— start The data —

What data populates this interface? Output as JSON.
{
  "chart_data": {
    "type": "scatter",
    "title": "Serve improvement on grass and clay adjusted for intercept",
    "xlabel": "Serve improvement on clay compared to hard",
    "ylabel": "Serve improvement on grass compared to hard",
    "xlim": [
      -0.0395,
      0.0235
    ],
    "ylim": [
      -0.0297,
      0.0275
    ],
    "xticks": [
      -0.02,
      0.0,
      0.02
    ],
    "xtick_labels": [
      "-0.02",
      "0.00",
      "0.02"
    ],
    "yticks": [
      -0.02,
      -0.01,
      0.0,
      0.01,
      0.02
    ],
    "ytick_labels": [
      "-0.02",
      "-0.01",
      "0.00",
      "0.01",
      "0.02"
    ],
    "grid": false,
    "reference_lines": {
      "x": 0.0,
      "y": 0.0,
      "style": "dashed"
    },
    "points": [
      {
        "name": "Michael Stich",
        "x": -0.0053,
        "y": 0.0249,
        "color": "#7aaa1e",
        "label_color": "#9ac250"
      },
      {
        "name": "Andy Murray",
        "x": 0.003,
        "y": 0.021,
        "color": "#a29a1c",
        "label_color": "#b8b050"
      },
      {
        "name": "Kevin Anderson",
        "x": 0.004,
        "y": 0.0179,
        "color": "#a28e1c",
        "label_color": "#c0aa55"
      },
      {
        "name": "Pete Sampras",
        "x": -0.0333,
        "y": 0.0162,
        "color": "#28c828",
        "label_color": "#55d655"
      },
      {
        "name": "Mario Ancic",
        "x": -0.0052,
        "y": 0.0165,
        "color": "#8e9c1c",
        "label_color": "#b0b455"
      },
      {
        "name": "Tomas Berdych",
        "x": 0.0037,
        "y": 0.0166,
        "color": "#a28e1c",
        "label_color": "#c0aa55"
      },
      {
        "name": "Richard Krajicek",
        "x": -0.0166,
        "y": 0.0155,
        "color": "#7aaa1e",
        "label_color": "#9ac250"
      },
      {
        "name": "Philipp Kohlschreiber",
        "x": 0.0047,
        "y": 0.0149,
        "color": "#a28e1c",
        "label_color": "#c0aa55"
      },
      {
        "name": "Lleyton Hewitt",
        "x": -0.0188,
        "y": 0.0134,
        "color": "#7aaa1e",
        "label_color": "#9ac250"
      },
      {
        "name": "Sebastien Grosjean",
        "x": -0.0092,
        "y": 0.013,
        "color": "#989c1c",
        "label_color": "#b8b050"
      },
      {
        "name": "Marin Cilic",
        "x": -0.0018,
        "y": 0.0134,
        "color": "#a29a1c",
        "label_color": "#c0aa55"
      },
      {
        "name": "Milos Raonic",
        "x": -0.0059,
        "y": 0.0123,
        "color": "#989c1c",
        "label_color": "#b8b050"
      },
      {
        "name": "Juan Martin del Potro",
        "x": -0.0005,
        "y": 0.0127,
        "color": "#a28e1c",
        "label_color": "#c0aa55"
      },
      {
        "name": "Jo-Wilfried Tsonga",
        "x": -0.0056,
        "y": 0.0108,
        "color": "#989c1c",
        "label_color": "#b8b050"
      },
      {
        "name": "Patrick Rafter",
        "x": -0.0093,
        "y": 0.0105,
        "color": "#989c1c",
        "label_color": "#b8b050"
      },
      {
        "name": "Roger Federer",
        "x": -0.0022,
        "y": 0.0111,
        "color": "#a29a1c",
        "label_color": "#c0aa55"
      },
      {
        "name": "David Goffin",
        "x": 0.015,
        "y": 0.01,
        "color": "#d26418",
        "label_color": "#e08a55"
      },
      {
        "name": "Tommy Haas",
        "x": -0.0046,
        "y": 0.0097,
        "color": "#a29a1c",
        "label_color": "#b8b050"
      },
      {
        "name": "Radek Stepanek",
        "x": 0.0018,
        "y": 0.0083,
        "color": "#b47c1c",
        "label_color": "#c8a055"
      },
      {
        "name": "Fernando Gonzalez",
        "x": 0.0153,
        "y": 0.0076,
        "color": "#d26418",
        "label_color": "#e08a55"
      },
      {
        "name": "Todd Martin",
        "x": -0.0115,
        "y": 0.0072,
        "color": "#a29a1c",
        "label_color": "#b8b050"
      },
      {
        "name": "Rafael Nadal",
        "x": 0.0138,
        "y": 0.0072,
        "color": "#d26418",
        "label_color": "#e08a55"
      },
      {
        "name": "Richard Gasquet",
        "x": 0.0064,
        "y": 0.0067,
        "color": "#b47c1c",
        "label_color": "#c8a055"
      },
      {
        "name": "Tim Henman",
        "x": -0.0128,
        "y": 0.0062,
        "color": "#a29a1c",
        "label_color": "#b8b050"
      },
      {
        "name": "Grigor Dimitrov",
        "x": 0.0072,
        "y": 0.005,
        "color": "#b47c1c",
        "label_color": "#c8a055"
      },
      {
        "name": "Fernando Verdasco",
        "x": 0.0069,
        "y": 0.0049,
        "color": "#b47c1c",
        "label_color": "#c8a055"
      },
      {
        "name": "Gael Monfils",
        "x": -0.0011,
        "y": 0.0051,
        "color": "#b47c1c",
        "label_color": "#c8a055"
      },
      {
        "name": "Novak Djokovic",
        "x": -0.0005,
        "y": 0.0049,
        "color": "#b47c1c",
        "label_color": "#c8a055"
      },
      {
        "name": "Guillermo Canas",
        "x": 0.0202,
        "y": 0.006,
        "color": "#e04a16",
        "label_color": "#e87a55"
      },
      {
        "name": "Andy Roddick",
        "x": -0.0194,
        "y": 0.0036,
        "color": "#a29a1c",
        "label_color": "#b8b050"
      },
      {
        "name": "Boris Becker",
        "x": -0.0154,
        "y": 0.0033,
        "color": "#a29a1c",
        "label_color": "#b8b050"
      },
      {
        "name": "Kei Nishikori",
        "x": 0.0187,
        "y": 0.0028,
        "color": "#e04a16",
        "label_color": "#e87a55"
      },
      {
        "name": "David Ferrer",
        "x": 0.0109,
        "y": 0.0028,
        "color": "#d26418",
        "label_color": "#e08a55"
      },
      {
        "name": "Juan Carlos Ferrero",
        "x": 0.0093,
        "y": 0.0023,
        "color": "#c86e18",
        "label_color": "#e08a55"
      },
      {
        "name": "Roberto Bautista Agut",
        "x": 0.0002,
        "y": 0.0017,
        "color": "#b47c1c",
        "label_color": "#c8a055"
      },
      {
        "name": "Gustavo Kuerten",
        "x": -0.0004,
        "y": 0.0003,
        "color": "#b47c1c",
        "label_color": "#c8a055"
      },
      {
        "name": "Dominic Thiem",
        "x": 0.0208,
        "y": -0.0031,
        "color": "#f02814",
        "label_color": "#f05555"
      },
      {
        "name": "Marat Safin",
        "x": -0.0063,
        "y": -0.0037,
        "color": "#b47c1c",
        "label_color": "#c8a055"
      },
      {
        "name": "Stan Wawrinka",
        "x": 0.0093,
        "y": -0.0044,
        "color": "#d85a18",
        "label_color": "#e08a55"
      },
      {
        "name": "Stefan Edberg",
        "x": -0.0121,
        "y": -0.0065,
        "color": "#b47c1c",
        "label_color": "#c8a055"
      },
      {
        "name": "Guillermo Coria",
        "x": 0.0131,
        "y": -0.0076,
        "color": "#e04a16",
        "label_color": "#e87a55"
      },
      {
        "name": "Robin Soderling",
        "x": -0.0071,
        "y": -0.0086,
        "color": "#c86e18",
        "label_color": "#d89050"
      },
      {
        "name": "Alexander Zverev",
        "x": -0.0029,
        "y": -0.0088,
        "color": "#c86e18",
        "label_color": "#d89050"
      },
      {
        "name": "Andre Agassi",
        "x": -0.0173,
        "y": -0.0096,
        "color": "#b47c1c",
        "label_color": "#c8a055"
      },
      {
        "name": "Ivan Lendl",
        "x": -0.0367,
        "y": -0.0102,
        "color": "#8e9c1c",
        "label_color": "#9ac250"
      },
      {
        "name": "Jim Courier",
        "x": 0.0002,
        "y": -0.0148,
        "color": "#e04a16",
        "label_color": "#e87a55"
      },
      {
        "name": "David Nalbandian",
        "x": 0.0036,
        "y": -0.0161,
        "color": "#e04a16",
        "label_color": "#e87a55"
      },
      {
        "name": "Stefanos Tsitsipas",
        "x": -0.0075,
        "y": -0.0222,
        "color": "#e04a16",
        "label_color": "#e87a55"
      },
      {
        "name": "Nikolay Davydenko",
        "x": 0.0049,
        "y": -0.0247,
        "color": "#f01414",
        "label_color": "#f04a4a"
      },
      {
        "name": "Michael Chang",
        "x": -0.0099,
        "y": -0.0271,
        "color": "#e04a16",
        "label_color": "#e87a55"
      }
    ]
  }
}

— end The data —

■ Aim of the task: Every line that holds the word "Richard" counts once; state the total number of such lines and nothing else.

■ Result of the exercise: 2